* [Available data]

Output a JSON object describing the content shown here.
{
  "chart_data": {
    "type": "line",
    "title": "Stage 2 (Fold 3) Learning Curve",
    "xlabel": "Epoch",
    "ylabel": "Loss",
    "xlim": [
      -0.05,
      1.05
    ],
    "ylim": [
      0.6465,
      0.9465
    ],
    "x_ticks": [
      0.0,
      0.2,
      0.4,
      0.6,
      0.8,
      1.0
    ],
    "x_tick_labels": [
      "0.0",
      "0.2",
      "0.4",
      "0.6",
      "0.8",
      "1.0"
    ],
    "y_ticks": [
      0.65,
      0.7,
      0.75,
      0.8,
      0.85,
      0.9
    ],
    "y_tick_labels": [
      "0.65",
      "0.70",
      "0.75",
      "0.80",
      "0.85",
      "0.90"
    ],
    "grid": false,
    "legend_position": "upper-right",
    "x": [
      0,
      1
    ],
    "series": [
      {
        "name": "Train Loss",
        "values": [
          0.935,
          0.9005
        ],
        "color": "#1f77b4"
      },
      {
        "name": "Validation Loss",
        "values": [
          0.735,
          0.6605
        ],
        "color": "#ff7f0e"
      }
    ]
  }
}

* [Instruction] Exactly as shown, repeat every record.

* [Task output]
Output a JSON object describing the content shown here.
{
  "chart_data": {
    "type": "line",
    "title": "Stage 2 (Fold 3) Learning Curve",
    "xlabel": "Epoch",
    "ylabel": "Loss",
    "xlim": [
      -0.05,
      1.05
    ],
    "ylim": [
      0.6465,
      0.9465
    ],
    "x_ticks": [
      0.0,
      0.2,
      0.4,
      0.6,
      0.8,
      1.0
    ],
    "x_tick_labels": [
      "0.0",
      "0.2",
      "0.4",
      "0.6",
      "0.8",
      "1.0"
    ],
    "y_ticks": [
      0.65,
      0.7,
      0.75,
      0.8,
      0.85,
      0.9
    ],
    "y_tick_labels": [
      "0.65",
      "0.70",
      "0.75",
      "0.80",
      "0.85",
      "0.90"
    ],
    "grid": false,
    "legend_position": "upper-right",
    "x": [
      0,
      1
    ],
    "series": [
      {
        "name": "Train Loss",
        "values": [
          0.935,
          0.9005
        ],
        "color": "#1f77b4"
      },
      {
        "name": "Validation Loss",
        "values": [
          0.735,
          0.6605
        ],
        "color": "#ff7f0e"
      }
    ]
  }
}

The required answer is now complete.